Please pull out every line that includes the string "commercio".

(Records from a data source)
_ _ _ _ _ _ _
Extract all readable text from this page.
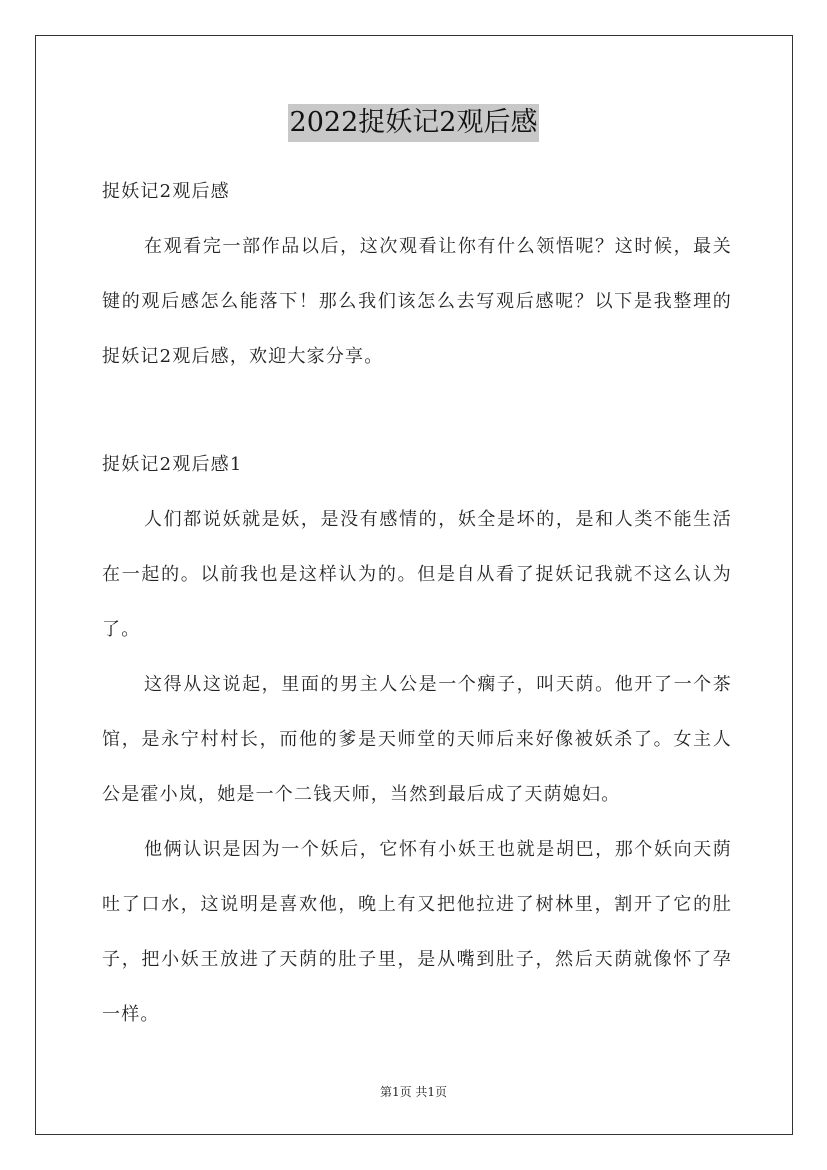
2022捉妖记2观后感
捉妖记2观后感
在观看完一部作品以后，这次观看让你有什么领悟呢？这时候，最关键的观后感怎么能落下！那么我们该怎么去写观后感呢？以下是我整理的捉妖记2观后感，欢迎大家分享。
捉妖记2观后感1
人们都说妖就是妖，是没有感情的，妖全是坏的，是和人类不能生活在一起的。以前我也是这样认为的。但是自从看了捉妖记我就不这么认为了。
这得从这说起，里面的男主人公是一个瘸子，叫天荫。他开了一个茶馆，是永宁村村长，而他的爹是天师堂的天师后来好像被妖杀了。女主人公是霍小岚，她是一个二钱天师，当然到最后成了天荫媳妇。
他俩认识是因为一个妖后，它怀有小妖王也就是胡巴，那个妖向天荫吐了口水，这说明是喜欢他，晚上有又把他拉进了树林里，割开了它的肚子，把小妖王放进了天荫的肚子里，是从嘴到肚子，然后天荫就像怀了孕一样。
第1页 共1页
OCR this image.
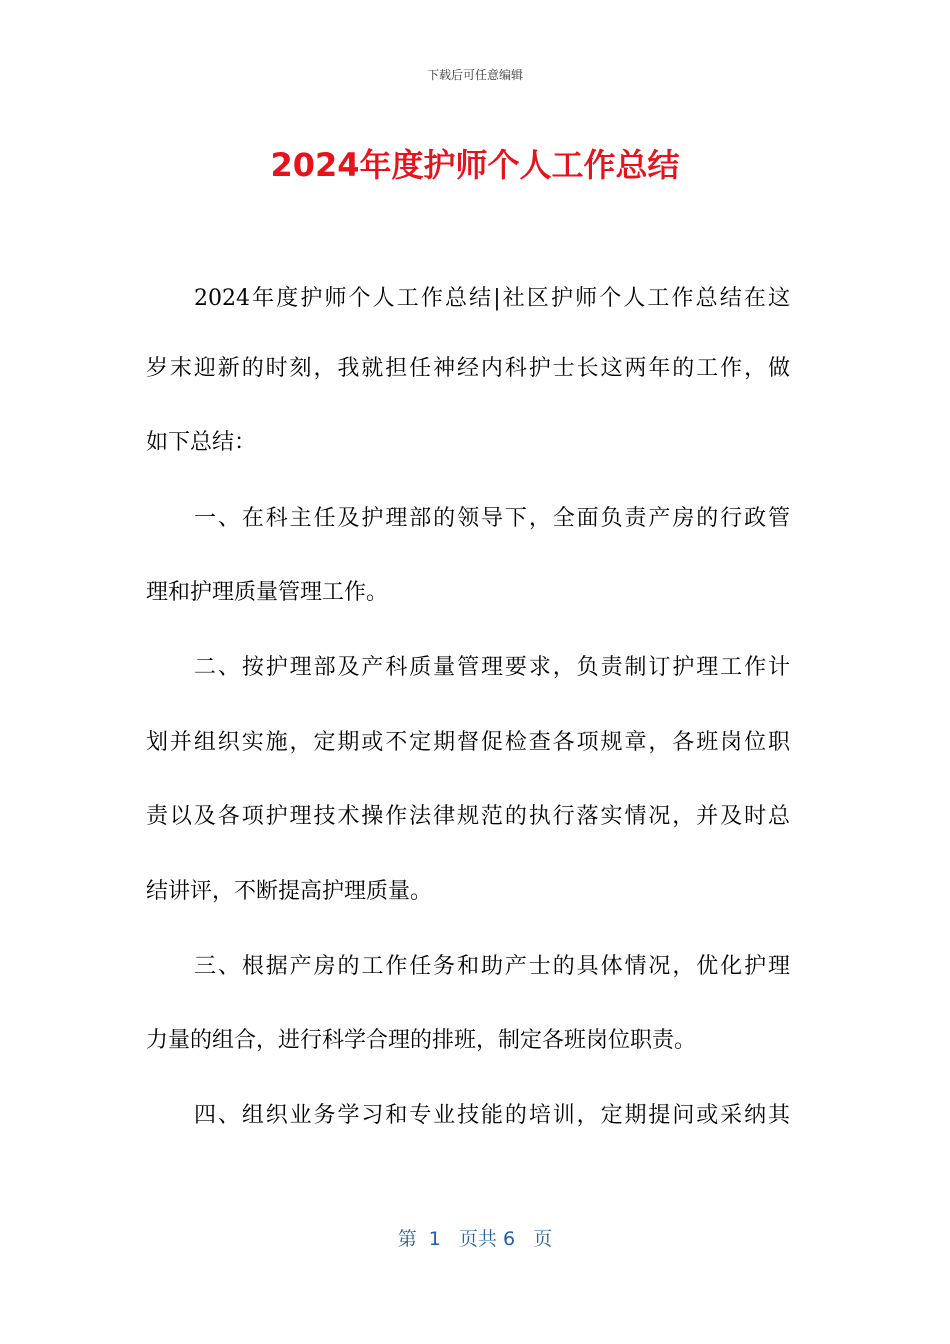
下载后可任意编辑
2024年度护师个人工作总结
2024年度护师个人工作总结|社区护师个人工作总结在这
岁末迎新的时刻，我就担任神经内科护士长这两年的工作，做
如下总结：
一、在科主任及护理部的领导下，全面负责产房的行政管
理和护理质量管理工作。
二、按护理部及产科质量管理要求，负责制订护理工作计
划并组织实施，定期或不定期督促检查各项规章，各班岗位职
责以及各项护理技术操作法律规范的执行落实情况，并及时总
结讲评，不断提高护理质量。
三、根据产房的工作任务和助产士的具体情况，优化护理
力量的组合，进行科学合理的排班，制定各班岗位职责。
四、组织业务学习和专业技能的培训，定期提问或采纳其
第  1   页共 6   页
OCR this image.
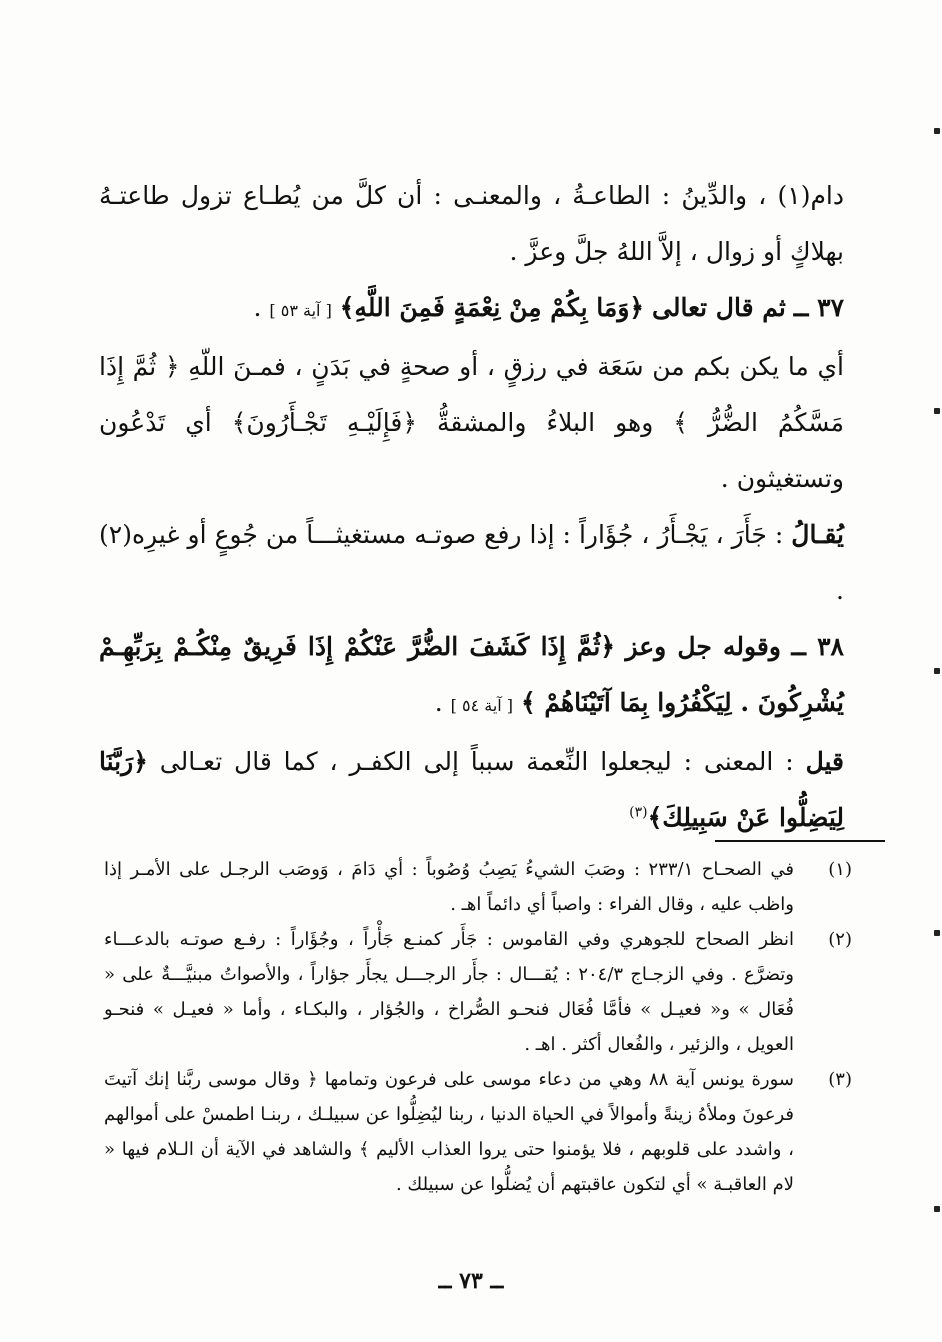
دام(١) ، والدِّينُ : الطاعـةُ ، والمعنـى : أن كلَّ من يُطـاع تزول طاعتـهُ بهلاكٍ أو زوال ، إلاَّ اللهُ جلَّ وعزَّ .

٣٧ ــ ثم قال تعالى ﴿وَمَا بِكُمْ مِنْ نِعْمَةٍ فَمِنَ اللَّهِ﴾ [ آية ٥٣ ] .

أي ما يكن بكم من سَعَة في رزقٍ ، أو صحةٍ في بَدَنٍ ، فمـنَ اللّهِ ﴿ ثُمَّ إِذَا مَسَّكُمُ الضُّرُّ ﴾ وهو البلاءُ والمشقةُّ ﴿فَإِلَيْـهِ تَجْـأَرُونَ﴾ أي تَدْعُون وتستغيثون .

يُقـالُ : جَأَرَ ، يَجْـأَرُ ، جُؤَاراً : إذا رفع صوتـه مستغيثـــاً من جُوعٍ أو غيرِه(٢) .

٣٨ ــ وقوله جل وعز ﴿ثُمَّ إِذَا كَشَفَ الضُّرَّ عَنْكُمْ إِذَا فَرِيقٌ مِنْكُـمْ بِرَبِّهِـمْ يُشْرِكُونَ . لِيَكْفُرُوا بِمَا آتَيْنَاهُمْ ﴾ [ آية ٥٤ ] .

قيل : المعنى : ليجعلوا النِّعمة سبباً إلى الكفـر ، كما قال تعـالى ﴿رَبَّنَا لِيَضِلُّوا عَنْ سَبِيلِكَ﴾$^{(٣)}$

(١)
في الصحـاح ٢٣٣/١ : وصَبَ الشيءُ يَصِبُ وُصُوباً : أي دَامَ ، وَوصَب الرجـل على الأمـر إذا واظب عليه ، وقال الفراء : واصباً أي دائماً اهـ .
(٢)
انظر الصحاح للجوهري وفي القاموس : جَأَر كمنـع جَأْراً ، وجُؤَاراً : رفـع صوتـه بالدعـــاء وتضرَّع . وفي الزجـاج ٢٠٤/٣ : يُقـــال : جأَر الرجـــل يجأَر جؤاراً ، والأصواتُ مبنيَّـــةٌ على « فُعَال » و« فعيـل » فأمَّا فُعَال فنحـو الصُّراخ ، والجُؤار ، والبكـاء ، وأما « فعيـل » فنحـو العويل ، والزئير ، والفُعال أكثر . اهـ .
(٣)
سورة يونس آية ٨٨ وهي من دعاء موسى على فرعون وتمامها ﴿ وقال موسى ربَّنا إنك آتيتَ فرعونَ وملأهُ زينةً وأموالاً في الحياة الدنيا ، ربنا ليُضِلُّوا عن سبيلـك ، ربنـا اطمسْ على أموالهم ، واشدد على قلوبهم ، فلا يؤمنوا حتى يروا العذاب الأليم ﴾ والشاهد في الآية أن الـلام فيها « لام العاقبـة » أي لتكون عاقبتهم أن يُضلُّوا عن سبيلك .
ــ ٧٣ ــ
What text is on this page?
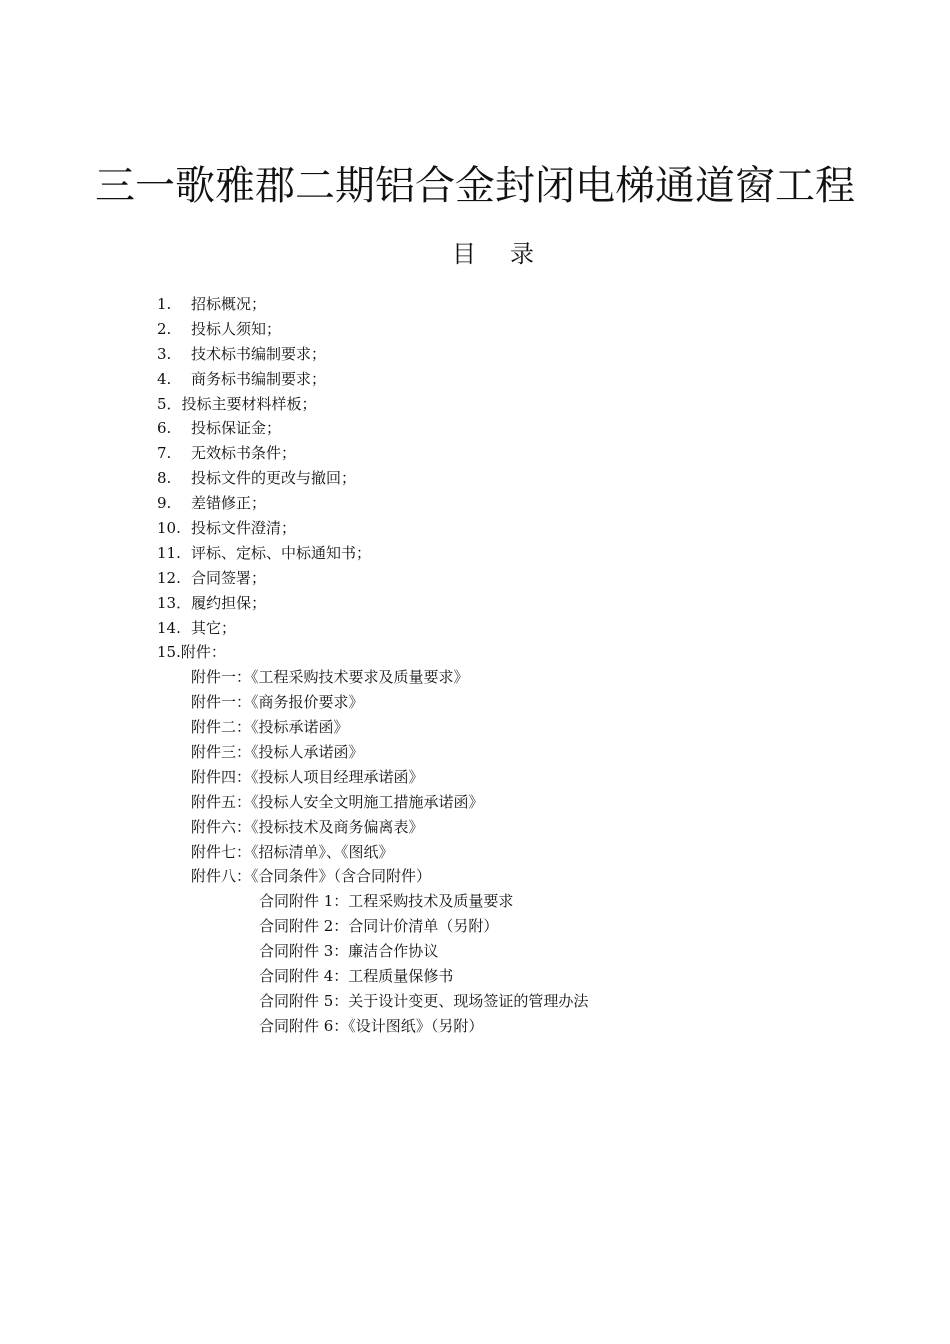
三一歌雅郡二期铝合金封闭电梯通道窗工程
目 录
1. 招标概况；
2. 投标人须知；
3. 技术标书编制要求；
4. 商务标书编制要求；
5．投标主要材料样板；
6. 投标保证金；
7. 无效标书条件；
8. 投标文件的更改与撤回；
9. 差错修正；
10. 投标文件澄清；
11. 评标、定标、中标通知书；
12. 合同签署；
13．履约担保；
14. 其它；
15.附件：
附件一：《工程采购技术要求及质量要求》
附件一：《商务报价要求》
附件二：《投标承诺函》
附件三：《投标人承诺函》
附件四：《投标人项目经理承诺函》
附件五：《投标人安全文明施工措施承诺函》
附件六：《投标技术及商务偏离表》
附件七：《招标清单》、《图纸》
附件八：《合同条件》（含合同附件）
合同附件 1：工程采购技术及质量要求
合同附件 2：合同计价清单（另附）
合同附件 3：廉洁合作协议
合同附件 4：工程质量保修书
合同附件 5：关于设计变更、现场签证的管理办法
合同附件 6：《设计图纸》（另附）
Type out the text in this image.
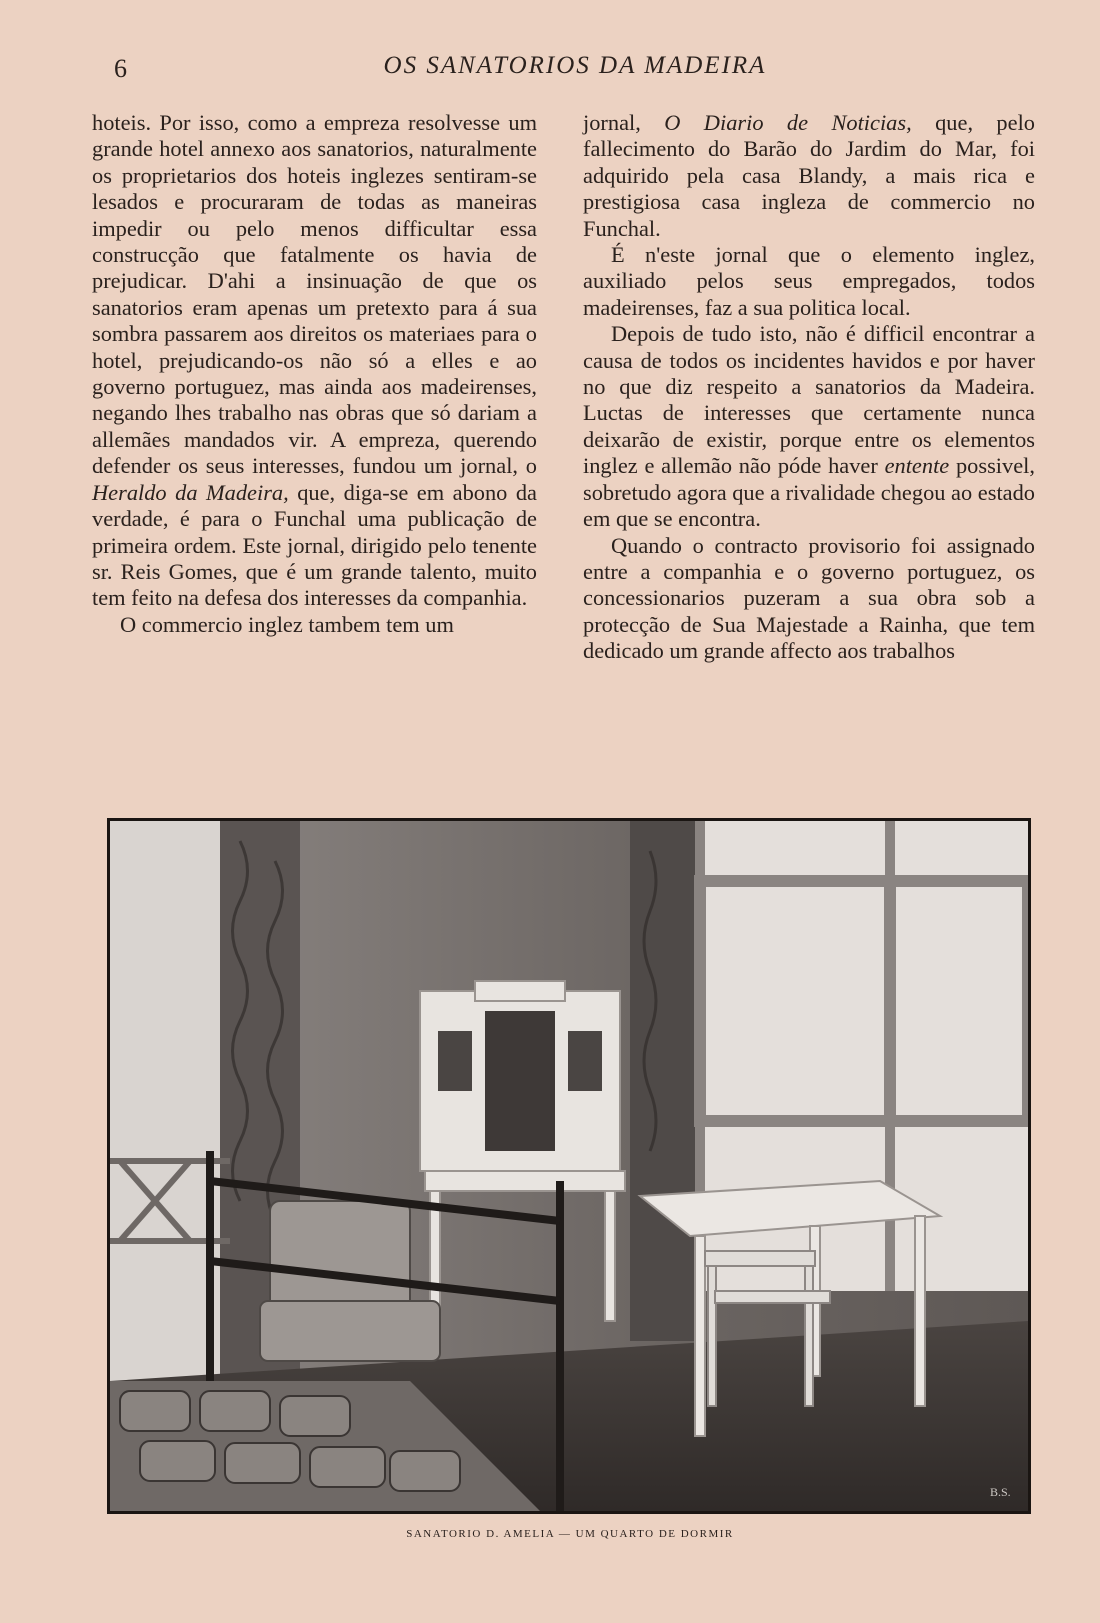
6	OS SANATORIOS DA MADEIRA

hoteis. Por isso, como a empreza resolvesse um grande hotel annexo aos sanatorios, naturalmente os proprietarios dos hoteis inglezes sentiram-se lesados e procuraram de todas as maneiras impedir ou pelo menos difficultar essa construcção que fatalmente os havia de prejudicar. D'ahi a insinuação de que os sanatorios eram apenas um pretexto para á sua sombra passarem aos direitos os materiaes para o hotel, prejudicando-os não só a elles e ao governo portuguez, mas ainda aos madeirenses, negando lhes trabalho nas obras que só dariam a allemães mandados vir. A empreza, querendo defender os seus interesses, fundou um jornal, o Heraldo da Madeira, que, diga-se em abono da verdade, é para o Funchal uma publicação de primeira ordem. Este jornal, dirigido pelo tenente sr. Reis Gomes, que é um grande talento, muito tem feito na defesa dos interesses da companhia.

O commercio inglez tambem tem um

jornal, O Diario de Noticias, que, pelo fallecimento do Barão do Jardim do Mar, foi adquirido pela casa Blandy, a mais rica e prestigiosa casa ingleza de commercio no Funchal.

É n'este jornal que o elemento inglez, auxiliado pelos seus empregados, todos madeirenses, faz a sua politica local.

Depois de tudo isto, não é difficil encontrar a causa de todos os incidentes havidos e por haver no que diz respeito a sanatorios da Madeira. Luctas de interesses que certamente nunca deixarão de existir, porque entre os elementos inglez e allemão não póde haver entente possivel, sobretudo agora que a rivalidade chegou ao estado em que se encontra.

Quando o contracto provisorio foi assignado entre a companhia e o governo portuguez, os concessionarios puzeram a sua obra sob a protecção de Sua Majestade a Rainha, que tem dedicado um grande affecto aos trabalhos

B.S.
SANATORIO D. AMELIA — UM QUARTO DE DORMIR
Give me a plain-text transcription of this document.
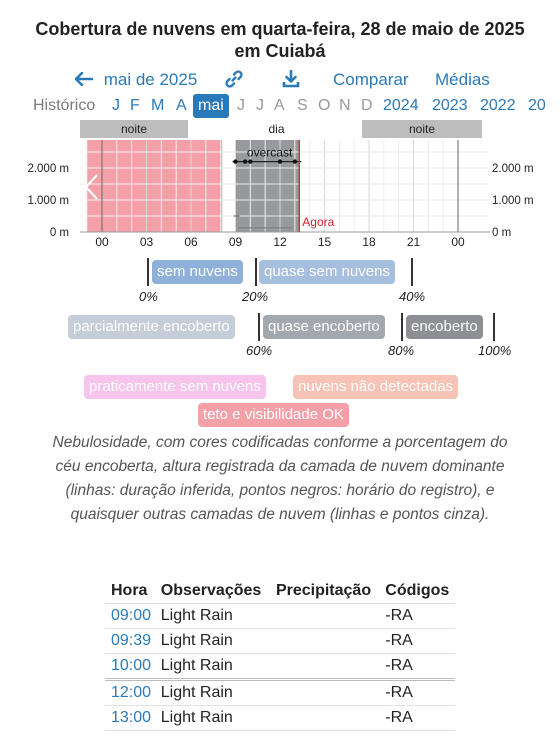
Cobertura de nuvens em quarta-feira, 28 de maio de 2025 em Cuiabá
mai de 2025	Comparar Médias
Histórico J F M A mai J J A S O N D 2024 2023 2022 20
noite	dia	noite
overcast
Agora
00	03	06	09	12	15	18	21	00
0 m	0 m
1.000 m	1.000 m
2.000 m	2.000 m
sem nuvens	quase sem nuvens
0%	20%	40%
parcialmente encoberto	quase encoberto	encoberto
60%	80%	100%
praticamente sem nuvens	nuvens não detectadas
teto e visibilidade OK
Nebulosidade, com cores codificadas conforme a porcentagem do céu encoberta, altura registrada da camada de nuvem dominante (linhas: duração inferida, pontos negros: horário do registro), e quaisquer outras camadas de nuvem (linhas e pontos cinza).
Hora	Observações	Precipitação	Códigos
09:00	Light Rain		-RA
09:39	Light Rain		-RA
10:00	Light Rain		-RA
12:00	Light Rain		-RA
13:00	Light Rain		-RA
_ _ _ _ _ _ _
#### Response to the task:
O commercio inglez tambem tem um
jornal, O Diario de Noticias, que, pelo fallecimento do Barão do Jardim do Mar, foi adquirido pela casa Blandy, a mais rica e prestigiosa casa ingleza de commercio no Funchal.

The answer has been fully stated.